### What to produce:
Find every line with the word "имѣю". Copy those lines.
--- Raw data ---
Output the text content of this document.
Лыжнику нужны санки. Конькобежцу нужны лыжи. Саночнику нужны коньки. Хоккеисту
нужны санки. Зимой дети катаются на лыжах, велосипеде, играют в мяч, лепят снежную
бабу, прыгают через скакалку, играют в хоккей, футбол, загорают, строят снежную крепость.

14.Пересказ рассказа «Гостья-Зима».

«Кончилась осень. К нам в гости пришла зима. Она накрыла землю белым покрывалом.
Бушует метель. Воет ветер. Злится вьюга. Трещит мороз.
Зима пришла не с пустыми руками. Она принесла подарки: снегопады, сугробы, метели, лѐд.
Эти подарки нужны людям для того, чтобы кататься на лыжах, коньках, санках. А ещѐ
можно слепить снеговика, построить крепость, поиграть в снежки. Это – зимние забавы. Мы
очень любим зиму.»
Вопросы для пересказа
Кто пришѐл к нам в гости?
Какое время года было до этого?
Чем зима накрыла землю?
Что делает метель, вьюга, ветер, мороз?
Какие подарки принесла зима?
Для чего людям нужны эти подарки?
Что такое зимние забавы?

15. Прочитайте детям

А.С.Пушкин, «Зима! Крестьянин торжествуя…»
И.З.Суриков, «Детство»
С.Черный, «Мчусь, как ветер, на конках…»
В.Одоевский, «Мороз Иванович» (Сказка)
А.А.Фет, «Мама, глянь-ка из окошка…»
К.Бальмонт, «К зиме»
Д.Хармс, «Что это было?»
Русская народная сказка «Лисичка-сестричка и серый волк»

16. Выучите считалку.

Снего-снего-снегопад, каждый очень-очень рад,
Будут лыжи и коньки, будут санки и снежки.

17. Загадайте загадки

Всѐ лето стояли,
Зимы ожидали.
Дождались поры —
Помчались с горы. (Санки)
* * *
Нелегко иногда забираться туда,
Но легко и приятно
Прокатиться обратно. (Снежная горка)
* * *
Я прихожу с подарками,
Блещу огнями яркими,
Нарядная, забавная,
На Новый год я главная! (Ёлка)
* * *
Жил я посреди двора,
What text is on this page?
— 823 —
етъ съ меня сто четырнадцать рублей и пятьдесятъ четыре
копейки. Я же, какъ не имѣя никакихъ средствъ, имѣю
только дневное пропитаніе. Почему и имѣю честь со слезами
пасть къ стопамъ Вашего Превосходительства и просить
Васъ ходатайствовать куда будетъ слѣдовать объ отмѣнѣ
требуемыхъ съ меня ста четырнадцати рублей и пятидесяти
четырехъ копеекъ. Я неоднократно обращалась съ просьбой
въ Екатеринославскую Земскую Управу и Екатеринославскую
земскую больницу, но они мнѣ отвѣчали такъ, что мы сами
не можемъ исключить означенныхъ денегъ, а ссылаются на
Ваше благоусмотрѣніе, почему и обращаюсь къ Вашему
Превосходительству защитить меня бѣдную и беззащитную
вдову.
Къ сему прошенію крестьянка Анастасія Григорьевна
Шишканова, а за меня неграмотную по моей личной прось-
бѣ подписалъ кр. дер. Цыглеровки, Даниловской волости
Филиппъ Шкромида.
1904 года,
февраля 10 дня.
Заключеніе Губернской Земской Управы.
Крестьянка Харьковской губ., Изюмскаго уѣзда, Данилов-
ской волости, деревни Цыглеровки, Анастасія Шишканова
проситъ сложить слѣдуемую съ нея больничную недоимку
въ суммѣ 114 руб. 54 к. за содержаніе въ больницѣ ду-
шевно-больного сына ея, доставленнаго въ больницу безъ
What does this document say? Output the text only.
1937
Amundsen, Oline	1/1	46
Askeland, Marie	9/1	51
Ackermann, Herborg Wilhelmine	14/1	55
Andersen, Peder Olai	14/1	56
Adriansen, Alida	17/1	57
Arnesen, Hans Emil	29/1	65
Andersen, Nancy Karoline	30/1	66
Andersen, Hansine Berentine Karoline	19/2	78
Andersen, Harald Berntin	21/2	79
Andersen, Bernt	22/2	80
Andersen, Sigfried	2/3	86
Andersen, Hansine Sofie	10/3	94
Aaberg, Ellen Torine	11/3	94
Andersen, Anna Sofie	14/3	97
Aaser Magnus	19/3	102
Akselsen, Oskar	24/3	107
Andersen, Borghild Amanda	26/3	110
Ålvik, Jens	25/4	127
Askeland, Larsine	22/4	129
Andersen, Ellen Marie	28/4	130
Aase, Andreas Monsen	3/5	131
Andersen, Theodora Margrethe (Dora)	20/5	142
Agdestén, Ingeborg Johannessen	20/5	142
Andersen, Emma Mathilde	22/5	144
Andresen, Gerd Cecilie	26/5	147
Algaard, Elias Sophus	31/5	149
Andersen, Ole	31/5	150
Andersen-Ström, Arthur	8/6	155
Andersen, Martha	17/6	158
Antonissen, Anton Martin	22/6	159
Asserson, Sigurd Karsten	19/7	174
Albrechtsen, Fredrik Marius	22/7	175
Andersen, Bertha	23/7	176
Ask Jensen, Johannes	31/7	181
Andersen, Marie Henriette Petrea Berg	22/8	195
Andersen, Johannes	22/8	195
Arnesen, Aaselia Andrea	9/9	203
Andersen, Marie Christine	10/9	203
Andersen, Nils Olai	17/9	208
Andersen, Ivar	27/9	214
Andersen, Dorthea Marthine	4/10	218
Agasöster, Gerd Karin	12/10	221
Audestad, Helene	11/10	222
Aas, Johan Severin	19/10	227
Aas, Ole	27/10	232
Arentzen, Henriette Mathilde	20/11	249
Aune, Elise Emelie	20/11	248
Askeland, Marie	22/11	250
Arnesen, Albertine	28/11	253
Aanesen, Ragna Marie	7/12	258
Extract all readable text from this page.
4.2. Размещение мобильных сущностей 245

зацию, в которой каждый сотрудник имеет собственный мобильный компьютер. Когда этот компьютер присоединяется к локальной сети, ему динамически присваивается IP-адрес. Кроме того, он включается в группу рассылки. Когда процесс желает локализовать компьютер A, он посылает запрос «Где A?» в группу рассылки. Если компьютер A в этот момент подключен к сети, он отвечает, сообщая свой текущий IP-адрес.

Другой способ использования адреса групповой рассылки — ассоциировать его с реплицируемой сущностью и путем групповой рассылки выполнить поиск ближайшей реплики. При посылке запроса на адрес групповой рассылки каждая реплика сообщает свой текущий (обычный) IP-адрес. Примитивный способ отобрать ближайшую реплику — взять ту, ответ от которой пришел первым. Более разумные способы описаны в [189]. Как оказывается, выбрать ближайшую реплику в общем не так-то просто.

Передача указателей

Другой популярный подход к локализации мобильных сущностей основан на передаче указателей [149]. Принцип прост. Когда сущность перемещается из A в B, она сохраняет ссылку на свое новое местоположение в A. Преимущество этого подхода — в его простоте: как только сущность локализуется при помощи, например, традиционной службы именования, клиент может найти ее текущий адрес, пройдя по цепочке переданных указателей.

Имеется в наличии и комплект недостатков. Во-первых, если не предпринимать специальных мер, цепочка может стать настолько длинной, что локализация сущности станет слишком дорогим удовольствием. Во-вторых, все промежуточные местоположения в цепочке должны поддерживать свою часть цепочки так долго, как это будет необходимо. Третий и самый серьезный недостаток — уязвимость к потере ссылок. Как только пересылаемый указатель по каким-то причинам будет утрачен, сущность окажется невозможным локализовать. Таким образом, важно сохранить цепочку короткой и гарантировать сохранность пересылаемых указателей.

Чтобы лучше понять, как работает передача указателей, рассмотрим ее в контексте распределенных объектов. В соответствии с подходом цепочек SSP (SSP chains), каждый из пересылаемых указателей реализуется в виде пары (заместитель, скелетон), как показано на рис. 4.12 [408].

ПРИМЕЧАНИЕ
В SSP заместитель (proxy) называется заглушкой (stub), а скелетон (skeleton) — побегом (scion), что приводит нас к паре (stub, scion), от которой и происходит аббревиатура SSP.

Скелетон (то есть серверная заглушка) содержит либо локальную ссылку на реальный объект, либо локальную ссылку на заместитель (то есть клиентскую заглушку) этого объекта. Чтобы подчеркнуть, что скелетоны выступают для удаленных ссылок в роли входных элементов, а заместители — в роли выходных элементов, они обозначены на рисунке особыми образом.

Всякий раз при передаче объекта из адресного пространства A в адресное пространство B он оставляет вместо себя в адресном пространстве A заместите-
---
### Solution for this task:
копейки. Я же, какъ не имѣя никакихъ средствъ, имѣю
только дневное пропитаніе. Почему и имѣю честь со слезами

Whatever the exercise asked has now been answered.